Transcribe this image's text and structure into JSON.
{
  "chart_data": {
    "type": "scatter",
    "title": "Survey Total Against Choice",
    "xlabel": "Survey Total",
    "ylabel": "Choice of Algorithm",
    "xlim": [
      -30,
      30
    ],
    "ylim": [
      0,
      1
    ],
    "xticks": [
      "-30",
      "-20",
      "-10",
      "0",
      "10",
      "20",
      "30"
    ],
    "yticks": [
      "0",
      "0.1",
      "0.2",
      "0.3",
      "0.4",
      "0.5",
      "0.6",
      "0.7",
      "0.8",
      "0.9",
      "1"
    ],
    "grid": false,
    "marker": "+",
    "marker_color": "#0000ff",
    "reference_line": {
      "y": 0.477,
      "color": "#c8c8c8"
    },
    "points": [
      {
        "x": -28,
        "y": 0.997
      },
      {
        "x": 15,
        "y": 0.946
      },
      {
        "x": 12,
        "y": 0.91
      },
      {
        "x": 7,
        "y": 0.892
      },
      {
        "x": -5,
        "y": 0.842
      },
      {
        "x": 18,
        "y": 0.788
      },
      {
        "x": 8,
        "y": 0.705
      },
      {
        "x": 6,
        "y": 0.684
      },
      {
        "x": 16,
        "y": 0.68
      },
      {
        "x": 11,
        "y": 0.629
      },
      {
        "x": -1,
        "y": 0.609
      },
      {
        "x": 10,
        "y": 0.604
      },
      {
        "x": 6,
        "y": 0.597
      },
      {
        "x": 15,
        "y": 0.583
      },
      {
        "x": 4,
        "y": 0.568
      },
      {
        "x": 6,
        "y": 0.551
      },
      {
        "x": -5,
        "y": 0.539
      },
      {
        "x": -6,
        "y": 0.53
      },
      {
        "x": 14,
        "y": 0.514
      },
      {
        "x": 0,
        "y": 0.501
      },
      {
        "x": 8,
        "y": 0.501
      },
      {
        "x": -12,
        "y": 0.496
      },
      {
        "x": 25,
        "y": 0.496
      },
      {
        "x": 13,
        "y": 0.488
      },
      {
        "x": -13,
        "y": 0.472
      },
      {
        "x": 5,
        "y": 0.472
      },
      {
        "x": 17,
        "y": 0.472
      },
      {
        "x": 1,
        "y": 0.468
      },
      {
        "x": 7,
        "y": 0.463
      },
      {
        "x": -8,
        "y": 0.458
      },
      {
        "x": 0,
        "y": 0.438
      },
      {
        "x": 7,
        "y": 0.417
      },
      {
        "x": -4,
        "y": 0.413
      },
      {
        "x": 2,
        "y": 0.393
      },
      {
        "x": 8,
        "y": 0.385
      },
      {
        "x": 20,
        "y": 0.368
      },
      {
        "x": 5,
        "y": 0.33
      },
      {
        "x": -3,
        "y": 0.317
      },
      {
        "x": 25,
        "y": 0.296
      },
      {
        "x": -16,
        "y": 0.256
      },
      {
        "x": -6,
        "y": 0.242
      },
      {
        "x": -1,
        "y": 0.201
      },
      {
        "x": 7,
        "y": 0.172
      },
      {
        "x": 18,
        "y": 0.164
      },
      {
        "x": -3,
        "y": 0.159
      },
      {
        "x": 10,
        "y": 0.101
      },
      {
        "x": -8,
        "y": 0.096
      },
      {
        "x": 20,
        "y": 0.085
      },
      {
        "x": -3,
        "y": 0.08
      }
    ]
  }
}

★ ★ ★ ★

§ **OBJECTIVE**
Write out all the data again, exactly as it appears.

§ **RESULT OF THIS TASK**
Transcribe this image's text and structure into JSON.
{
  "chart_data": {
    "type": "scatter",
    "title": "Survey Total Against Choice",
    "xlabel": "Survey Total",
    "ylabel": "Choice of Algorithm",
    "xlim": [
      -30,
      30
    ],
    "ylim": [
      0,
      1
    ],
    "xticks": [
      "-30",
      "-20",
      "-10",
      "0",
      "10",
      "20",
      "30"
    ],
    "yticks": [
      "0",
      "0.1",
      "0.2",
      "0.3",
      "0.4",
      "0.5",
      "0.6",
      "0.7",
      "0.8",
      "0.9",
      "1"
    ],
    "grid": false,
    "marker": "+",
    "marker_color": "#0000ff",
    "reference_line": {
      "y": 0.477,
      "color": "#c8c8c8"
    },
    "points": [
      {
        "x": -28,
        "y": 0.997
      },
      {
        "x": 15,
        "y": 0.946
      },
      {
        "x": 12,
        "y": 0.91
      },
      {
        "x": 7,
        "y": 0.892
      },
      {
        "x": -5,
        "y": 0.842
      },
      {
        "x": 18,
        "y": 0.788
      },
      {
        "x": 8,
        "y": 0.705
      },
      {
        "x": 6,
        "y": 0.684
      },
      {
        "x": 16,
        "y": 0.68
      },
      {
        "x": 11,
        "y": 0.629
      },
      {
        "x": -1,
        "y": 0.609
      },
      {
        "x": 10,
        "y": 0.604
      },
      {
        "x": 6,
        "y": 0.597
      },
      {
        "x": 15,
        "y": 0.583
      },
      {
        "x": 4,
        "y": 0.568
      },
      {
        "x": 6,
        "y": 0.551
      },
      {
        "x": -5,
        "y": 0.539
      },
      {
        "x": -6,
        "y": 0.53
      },
      {
        "x": 14,
        "y": 0.514
      },
      {
        "x": 0,
        "y": 0.501
      },
      {
        "x": 8,
        "y": 0.501
      },
      {
        "x": -12,
        "y": 0.496
      },
      {
        "x": 25,
        "y": 0.496
      },
      {
        "x": 13,
        "y": 0.488
      },
      {
        "x": -13,
        "y": 0.472
      },
      {
        "x": 5,
        "y": 0.472
      },
      {
        "x": 17,
        "y": 0.472
      },
      {
        "x": 1,
        "y": 0.468
      },
      {
        "x": 7,
        "y": 0.463
      },
      {
        "x": -8,
        "y": 0.458
      },
      {
        "x": 0,
        "y": 0.438
      },
      {
        "x": 7,
        "y": 0.417
      },
      {
        "x": -4,
        "y": 0.413
      },
      {
        "x": 2,
        "y": 0.393
      },
      {
        "x": 8,
        "y": 0.385
      },
      {
        "x": 20,
        "y": 0.368
      },
      {
        "x": 5,
        "y": 0.33
      },
      {
        "x": -3,
        "y": 0.317
      },
      {
        "x": 25,
        "y": 0.296
      },
      {
        "x": -16,
        "y": 0.256
      },
      {
        "x": -6,
        "y": 0.242
      },
      {
        "x": -1,
        "y": 0.201
      },
      {
        "x": 7,
        "y": 0.172
      },
      {
        "x": 18,
        "y": 0.164
      },
      {
        "x": -3,
        "y": 0.159
      },
      {
        "x": 10,
        "y": 0.101
      },
      {
        "x": -8,
        "y": 0.096
      },
      {
        "x": 20,
        "y": 0.085
      },
      {
        "x": -3,
        "y": 0.08
      }
    ]
  }
}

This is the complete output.